Fault events in logs and reports

Most faults Antithesis injects are recorded in the test run’s logs. This page describes the shape of those events, what each field means, and how to query them.

Accessing fault logs

• In the triage report, fault events appear in the log viewer panel under “Fault injection events”, next to your application’s events and any assertion outcomes.
• In the Logs Explorer, fault events are surfaced by the fault injector category (also reachable by filtering general.source = fault_injector). Temporal queries, “preceded by” and “followed by”, let you correlate failures with fault events.
• In API responses that return logs, events whose source.name is fault_injector and which carry a fault field are fault events.

Fault event schema

Every fault event in the log has at least source and moment fields:

{
  "source": {
    "name": "fault_injector"
# # # # # # #
Problems -
(a) Reproduce the fault events page word for word, covering the stretch from "Most faults Antithesis" through "to query them.".
(b) Pick up the fault events page where it stops, carrying on the text as it runs.

Data segment -
# # # # # # #
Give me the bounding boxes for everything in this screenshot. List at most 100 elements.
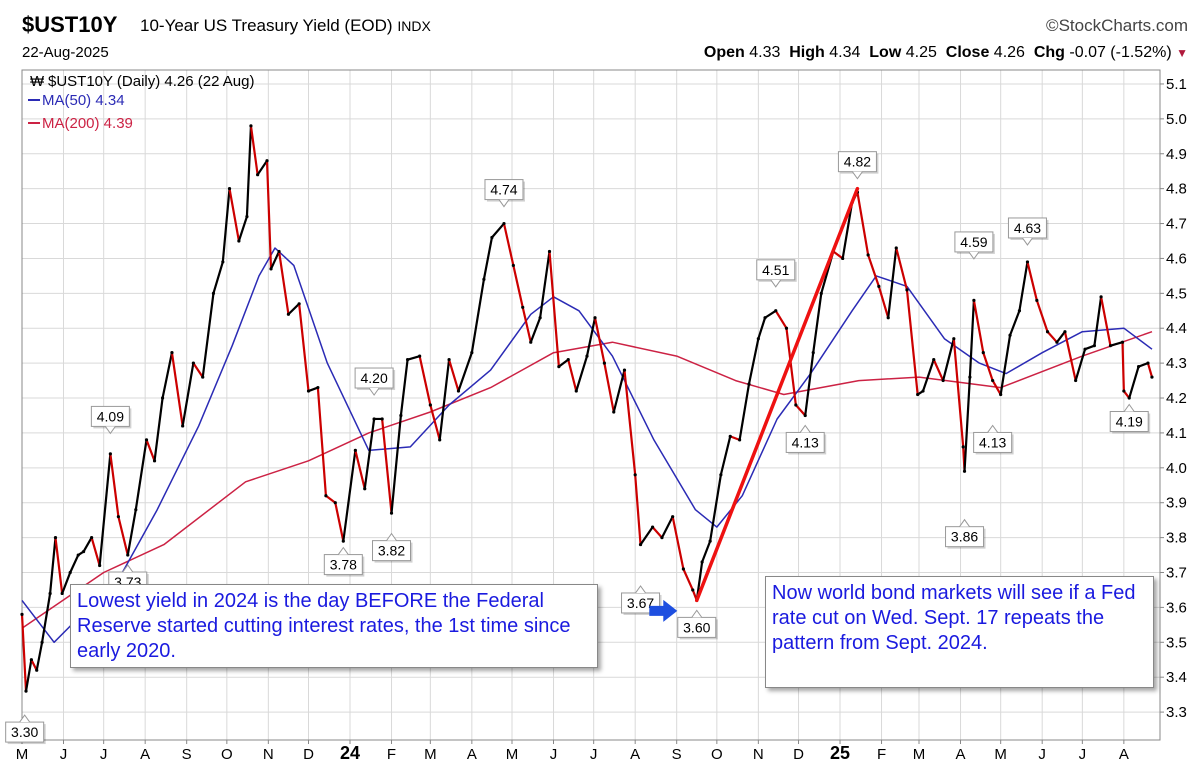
# # # # # # #
Exercise responses -
(a)
Most faults Antithesis injects are recorded in the test run’s logs. This page describes the shape of those events, what each field means, and how to query them.

(b)
  },
  "moment": {
    "_vtime_ticks": 51539607552,
    "input_hash": "...",
    "session_id": "..."
  },
  "fault": {
    "name": "partition",
    "type": "network",
    "affected_nodes": ["ALL"],
    "max_duration": 10,
    "details": {
      "disruption_type": "Stopped",
      "asymmetric": false,
      "partitions": [["A", "B"], ["C"]]
    }
  }
}

vtime

Events in the logs are globally ordered by a simulated deterministic virtual time, called vtime.

vtime is expressed in two different ways: vtime_ticks and vtime_seconds. vtime_seconds are floating point numbers and vtime_ticks are 64 bit integers. moment._vtime_ticks is the integer representing deterministic virtual time. Use this virtual time as the source of truth for ordering, not application-emitted timestamps as they can be out of order under clock jitter or thread pausing.

To convert ticks to seconds:

vtime_seconds = vtime_ticks / 4294967296

The fault object

The fault object contains all information about the injected fault, its duration, and the nodes it affects.

Fault names in logs

The fault types listed here have slightly different names in the logs to provide fine grained information about the fault event.

Thread pausing and CPU modulation happen very frequently during a test run but do not produce fault events in the log to prevent excessive logging.

Examples by fault type

Network partition

{
  "fault": {
    "affected_nodes": [
      "ALL"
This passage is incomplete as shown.